Element box annotations:
☆ ☆ ☆ ☆ ☆ ☆ ☆
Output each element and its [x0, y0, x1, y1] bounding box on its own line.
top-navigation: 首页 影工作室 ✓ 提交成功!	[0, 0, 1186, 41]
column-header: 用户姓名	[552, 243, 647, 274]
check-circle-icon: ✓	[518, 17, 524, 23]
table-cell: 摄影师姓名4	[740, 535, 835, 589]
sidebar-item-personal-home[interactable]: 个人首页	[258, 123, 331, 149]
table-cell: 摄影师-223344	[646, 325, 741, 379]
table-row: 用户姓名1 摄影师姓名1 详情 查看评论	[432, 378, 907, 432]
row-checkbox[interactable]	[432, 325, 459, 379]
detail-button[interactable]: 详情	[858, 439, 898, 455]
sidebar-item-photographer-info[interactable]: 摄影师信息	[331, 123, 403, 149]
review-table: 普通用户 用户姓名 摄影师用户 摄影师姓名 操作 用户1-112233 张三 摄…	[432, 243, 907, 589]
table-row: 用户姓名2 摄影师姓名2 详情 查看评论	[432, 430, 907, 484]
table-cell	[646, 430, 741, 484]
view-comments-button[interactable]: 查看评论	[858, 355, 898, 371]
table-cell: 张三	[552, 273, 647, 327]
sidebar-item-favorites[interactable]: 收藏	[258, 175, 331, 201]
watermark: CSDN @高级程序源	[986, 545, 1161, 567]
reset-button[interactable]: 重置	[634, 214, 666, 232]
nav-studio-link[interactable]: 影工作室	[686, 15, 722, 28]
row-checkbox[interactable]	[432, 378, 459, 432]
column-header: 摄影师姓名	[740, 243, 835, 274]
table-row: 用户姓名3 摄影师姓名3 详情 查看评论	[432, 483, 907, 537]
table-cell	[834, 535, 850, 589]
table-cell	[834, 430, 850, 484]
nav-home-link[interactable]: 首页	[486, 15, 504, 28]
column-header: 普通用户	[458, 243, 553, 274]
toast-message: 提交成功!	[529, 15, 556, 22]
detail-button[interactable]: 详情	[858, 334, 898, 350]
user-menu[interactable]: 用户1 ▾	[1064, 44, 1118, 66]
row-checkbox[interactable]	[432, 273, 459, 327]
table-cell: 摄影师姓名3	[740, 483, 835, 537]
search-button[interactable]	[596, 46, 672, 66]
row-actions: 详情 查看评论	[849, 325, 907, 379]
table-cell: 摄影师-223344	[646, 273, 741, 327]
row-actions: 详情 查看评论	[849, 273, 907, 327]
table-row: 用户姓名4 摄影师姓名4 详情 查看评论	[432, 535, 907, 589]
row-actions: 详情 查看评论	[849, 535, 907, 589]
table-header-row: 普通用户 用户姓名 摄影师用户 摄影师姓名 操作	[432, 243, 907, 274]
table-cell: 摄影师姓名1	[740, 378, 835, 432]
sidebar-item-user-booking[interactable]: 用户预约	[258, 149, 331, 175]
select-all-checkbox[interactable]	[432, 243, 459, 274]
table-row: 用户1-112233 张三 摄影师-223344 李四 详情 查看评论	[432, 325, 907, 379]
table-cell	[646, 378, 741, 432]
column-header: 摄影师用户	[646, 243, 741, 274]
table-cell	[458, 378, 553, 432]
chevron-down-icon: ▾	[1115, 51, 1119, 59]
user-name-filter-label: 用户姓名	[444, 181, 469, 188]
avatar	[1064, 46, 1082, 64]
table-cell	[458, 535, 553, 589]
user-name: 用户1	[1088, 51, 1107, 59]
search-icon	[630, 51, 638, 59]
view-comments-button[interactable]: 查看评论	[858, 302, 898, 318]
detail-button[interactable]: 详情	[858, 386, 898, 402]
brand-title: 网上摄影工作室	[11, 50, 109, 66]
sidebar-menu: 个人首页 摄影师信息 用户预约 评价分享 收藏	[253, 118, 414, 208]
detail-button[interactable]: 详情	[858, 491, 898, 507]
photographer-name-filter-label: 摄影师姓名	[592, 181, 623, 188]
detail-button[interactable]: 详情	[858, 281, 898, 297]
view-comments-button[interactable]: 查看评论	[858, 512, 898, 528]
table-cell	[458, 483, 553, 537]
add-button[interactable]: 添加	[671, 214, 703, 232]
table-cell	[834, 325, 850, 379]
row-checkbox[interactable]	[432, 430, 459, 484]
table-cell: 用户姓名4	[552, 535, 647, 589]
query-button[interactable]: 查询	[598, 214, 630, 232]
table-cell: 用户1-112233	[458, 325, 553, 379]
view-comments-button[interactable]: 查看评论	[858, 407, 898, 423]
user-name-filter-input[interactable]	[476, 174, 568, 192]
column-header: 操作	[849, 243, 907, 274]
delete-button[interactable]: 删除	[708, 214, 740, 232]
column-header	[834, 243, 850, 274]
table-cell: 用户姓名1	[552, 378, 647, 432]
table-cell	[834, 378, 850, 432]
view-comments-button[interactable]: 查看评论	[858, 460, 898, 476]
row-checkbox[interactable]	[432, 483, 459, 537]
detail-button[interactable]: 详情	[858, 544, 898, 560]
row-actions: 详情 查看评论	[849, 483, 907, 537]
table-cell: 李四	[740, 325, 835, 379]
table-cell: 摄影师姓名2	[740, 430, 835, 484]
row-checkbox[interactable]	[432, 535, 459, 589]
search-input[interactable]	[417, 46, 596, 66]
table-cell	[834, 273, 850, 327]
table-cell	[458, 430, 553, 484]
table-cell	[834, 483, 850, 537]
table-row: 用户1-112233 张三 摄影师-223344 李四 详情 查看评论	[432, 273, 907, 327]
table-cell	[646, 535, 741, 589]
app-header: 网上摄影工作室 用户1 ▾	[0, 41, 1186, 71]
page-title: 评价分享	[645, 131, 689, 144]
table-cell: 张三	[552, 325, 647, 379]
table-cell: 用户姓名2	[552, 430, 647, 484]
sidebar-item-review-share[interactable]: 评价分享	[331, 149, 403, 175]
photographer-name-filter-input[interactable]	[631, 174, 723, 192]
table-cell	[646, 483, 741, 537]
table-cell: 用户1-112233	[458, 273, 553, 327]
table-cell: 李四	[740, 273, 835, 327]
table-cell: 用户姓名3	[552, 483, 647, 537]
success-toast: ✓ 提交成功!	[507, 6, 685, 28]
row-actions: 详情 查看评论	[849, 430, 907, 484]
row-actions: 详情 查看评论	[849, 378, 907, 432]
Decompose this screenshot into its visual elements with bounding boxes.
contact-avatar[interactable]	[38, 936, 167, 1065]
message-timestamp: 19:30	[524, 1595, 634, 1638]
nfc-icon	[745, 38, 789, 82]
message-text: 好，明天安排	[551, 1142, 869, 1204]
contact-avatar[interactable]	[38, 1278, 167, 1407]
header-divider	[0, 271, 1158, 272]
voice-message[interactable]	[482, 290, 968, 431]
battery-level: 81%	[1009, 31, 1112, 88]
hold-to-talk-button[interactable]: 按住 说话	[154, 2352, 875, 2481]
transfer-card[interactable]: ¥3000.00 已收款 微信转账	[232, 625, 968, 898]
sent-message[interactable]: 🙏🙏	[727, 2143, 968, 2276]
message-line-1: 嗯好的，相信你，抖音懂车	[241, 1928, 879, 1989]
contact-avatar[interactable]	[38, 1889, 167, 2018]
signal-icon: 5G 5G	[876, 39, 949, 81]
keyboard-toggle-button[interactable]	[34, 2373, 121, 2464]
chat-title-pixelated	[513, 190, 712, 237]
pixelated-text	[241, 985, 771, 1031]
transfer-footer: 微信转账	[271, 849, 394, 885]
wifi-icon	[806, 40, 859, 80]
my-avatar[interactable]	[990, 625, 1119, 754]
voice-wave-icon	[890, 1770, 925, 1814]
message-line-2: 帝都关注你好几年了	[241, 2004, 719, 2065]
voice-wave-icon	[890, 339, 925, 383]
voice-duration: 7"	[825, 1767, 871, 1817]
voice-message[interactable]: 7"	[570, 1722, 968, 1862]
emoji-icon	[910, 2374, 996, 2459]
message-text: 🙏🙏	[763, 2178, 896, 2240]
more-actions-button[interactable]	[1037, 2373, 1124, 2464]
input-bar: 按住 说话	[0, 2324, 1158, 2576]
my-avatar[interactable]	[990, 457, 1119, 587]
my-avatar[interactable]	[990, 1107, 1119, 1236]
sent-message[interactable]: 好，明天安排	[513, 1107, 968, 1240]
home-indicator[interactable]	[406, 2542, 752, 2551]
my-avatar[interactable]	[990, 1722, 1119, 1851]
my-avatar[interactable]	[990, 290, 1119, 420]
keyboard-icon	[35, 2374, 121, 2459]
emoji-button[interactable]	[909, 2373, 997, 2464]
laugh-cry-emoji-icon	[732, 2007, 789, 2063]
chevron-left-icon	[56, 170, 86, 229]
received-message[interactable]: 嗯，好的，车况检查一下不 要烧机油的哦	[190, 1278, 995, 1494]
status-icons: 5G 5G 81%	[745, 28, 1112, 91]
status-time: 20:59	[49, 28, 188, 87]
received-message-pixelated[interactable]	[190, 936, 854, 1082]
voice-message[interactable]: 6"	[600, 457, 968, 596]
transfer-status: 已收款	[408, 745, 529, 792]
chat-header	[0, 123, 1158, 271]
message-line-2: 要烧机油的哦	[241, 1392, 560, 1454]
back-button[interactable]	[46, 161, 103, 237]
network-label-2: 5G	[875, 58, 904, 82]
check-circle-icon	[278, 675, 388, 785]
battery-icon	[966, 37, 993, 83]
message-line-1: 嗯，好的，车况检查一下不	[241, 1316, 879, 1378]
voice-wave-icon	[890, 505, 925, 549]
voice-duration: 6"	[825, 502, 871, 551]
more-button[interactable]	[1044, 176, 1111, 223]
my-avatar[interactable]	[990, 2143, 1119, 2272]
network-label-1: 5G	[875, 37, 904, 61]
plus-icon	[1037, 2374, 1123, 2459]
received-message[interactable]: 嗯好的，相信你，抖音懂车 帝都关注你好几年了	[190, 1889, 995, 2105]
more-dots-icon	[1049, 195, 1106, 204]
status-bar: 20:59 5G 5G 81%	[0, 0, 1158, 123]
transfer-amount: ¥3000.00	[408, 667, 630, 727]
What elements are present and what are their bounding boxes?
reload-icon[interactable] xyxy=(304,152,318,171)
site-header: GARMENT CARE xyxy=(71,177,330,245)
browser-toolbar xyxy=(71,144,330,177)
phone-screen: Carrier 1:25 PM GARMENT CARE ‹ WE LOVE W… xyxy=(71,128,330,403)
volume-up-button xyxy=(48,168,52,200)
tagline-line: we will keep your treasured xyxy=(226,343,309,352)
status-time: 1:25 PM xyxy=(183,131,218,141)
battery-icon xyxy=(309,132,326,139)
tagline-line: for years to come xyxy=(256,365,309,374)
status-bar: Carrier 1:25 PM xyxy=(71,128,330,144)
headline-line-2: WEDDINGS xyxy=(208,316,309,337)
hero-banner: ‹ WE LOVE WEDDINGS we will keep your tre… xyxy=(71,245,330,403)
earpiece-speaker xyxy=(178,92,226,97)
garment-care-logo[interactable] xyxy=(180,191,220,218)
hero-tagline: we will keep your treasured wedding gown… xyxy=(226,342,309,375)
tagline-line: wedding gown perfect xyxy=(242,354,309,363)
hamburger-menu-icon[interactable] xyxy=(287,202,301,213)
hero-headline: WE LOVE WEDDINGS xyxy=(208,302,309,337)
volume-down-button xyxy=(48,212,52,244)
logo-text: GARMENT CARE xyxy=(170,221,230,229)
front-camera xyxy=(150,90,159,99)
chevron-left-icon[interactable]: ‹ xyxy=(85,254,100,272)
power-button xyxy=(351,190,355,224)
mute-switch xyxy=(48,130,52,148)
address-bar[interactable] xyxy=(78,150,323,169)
☆ ☆ ☆ ☆ ☆ ☆ ☆
Reproduce the data verbatim, starting from its first line and continuing through the line containing "123, 331, 149]", including both of those lines.

## Solved problem
Output each element and its [x0, y0, x1, y1] bounding box on its own line.
top-navigation: 首页 影工作室 ✓ 提交成功!	[0, 0, 1186, 41]
column-header: 用户姓名	[552, 243, 647, 274]
check-circle-icon: ✓	[518, 17, 524, 23]
table-cell: 摄影师姓名4	[740, 535, 835, 589]
sidebar-item-personal-home[interactable]: 个人首页	[258, 123, 331, 149]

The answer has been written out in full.